> Supplied material:
start

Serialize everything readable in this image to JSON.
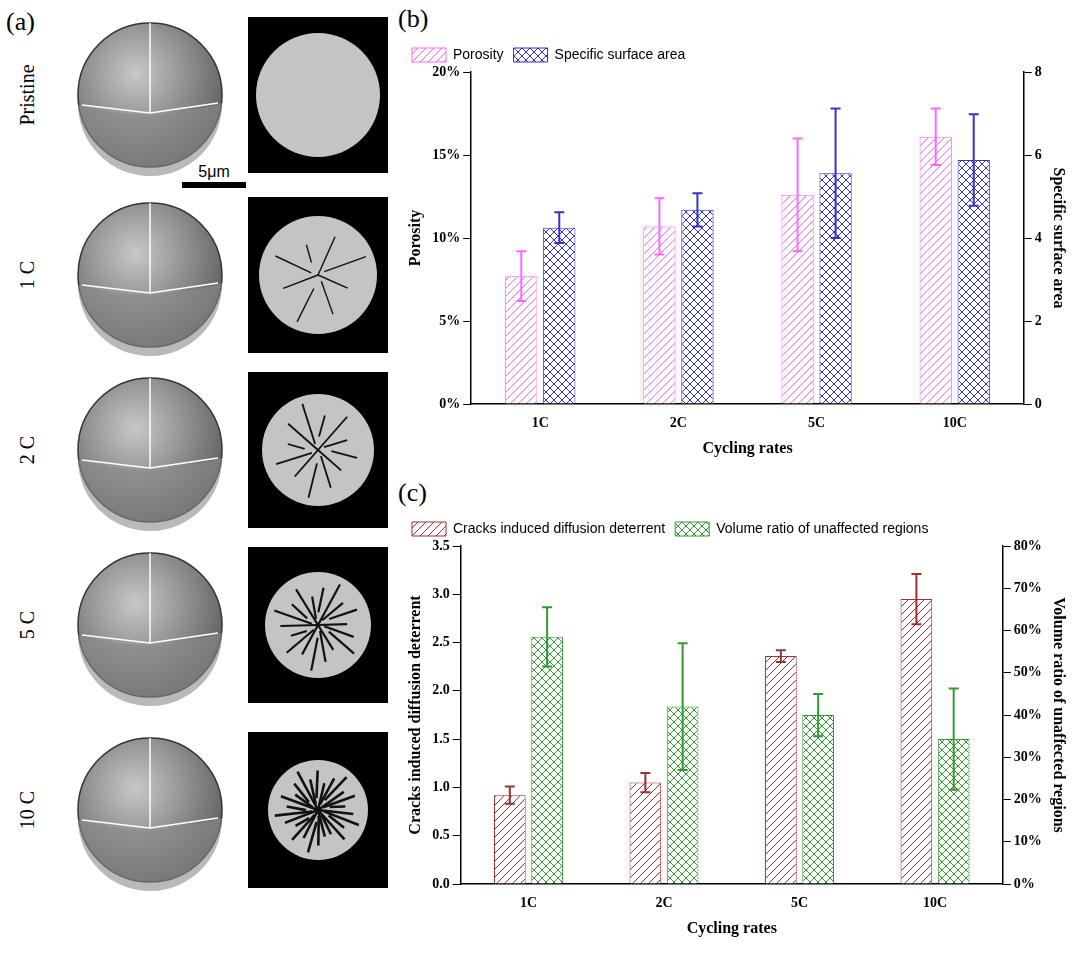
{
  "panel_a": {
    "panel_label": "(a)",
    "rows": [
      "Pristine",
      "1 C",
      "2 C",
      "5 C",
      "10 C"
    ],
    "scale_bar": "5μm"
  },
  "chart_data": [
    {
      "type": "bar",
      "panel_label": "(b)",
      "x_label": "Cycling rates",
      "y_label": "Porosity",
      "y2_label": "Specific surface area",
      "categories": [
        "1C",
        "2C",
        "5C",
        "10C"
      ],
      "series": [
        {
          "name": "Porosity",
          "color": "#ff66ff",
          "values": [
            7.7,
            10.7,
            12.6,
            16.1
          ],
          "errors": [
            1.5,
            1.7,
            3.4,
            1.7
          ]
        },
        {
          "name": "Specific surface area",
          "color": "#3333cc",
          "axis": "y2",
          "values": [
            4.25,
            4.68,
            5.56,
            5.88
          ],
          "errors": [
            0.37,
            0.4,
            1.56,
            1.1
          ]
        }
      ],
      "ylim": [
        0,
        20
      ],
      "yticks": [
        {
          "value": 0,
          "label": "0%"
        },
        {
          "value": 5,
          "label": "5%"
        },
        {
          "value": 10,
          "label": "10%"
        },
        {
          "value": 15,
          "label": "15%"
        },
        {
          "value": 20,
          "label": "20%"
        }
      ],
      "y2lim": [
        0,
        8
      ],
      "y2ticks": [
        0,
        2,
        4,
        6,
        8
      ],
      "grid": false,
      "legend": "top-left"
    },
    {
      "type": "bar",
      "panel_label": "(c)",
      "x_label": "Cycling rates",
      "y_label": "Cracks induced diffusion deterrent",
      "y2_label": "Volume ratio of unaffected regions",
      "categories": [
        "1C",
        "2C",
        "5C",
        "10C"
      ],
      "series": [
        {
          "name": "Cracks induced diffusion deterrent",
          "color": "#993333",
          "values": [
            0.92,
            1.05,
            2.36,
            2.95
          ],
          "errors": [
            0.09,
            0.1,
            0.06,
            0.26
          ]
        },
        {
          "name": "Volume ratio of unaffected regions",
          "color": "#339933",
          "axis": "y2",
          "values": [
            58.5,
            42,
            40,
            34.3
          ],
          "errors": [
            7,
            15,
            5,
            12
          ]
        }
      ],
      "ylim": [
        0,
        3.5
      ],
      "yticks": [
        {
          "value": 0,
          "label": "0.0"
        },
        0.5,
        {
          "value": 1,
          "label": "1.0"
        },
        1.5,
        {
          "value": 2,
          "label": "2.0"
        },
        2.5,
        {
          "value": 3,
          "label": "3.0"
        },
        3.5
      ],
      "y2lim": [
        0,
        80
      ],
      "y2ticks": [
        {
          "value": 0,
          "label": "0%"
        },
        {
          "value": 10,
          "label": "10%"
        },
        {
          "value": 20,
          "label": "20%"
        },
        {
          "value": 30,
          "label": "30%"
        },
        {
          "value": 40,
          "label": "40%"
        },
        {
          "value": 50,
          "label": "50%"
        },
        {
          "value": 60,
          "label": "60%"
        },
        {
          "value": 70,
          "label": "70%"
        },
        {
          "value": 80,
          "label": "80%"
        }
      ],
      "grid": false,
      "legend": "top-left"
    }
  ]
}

end
start

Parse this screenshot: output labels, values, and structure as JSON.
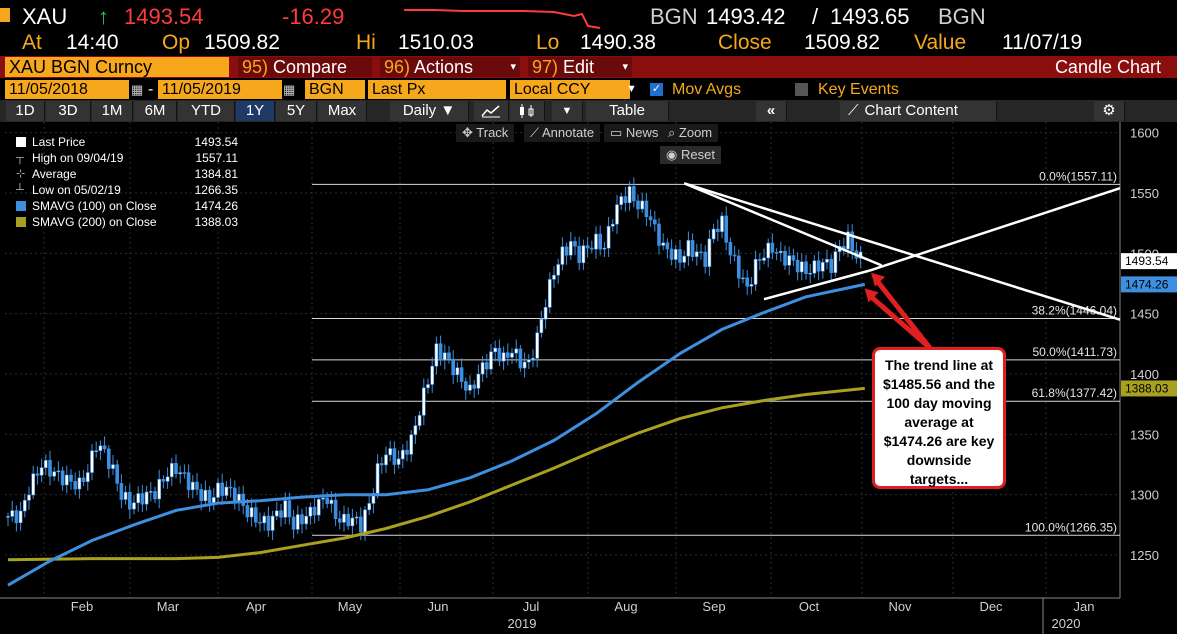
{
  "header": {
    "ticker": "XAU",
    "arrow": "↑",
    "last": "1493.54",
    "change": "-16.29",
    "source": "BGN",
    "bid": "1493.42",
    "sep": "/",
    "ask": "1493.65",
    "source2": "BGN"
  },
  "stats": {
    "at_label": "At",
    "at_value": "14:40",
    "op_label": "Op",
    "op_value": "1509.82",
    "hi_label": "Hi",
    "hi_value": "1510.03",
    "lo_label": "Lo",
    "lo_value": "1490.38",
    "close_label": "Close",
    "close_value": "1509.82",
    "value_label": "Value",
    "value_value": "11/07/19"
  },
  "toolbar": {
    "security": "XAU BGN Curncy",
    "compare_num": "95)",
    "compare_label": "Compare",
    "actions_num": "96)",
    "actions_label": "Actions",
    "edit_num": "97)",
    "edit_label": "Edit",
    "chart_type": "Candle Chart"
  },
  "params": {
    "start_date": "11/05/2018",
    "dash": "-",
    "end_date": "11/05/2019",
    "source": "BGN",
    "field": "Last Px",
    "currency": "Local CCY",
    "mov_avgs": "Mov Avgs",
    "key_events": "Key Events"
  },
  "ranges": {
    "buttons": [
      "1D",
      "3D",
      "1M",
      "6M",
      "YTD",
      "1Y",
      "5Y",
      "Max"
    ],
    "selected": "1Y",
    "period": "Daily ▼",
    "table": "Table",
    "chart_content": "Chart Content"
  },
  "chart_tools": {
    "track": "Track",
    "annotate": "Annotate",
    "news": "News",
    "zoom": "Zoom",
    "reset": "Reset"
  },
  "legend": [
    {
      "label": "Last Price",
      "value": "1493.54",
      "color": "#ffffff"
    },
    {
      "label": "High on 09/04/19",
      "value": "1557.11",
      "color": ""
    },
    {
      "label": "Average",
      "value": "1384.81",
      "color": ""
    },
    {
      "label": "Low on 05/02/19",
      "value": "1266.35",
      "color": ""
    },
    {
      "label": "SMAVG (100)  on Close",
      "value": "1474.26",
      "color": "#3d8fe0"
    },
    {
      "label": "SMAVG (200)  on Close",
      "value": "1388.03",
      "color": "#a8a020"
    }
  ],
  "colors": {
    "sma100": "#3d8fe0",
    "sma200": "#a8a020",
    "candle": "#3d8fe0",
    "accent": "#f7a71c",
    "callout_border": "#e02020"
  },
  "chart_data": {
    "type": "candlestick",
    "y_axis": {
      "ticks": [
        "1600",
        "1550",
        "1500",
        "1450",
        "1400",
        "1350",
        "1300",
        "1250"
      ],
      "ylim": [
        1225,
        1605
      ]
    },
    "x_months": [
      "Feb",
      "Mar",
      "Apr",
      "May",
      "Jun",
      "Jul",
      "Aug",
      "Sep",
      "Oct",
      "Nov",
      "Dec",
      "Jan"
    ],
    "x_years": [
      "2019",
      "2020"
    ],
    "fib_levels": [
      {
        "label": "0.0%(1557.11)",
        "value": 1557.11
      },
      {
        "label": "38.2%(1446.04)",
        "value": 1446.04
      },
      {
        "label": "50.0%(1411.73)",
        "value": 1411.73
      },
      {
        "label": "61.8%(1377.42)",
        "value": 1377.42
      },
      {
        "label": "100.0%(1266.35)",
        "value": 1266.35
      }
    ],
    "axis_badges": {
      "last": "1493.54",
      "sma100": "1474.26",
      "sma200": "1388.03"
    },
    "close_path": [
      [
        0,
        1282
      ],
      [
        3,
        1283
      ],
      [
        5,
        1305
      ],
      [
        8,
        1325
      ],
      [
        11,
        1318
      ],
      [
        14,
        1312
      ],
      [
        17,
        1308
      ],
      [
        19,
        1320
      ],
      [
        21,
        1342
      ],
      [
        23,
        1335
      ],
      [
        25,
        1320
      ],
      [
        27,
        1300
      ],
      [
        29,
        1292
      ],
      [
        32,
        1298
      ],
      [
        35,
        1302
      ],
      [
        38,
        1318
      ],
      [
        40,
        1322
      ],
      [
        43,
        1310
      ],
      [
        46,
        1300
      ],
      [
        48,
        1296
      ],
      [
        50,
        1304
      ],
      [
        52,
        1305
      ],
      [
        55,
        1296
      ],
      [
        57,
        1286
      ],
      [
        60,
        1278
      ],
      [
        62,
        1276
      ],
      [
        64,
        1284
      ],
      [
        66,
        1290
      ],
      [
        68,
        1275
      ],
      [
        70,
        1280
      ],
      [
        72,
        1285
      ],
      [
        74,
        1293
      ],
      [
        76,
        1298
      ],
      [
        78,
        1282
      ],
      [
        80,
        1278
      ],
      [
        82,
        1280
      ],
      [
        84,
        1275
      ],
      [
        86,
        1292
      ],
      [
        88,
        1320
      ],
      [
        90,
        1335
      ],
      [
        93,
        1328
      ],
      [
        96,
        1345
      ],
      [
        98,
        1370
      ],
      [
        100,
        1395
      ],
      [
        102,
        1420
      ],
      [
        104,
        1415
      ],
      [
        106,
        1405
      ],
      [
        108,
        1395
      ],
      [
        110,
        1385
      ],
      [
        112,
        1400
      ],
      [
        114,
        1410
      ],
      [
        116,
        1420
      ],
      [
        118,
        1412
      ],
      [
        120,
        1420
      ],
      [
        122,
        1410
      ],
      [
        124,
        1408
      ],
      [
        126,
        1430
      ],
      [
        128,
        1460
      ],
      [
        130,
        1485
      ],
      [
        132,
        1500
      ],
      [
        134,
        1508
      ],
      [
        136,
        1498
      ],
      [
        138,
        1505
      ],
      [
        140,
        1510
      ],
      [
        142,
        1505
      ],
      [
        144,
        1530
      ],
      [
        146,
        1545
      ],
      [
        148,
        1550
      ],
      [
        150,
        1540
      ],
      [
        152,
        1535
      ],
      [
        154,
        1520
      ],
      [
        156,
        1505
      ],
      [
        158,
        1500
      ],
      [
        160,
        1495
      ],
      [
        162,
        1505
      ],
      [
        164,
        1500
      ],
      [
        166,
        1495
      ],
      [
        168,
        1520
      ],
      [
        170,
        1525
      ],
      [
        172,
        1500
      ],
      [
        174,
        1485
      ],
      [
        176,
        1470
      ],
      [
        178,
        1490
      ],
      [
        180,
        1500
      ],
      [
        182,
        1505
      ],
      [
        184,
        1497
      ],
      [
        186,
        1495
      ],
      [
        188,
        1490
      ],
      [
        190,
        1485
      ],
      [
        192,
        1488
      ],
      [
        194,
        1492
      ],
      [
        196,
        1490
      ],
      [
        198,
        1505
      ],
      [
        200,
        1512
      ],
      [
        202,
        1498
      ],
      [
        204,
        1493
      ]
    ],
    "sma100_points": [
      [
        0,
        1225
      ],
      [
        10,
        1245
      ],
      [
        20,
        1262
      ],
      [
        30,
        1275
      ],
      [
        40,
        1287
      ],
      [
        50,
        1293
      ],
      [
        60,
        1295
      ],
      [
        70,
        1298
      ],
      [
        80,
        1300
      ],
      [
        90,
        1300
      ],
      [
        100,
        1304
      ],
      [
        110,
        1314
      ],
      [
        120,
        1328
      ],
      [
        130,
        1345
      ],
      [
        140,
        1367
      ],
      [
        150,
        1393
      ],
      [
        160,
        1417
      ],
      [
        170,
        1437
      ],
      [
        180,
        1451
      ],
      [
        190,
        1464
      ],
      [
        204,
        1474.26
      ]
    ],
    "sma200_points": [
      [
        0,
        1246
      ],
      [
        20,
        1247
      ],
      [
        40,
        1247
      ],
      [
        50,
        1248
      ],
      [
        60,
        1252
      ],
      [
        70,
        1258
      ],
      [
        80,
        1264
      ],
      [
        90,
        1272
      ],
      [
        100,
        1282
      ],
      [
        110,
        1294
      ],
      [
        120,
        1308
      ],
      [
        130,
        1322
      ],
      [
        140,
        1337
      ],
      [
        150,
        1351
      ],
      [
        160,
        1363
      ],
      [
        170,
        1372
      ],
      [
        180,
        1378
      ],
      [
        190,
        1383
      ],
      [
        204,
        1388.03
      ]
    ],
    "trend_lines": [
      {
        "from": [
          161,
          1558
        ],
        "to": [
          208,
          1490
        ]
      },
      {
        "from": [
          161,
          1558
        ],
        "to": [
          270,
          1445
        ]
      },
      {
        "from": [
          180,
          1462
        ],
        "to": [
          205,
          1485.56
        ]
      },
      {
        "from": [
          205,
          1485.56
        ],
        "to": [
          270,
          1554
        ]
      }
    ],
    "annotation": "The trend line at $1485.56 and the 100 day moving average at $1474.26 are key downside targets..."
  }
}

end
start

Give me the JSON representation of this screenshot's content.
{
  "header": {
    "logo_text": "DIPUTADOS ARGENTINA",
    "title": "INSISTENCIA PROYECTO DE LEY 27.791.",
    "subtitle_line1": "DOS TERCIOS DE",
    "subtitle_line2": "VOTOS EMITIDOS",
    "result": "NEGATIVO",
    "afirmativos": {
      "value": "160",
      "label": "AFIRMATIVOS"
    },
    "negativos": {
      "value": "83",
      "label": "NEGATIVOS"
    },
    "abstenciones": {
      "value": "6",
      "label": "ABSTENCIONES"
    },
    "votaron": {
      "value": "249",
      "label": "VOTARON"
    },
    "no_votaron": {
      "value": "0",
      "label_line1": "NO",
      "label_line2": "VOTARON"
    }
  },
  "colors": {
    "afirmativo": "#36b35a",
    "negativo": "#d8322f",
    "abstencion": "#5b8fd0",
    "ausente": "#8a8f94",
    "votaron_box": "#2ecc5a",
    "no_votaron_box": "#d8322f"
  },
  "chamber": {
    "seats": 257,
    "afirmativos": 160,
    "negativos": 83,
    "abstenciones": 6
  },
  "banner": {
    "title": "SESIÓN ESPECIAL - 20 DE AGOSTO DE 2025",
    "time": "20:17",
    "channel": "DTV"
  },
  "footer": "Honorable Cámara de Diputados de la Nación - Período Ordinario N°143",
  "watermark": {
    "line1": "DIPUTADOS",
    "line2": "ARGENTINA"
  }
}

end

> Work instructions:
Give only the number of lines in the material above where the string "SMAVG" appears.

> In response:
2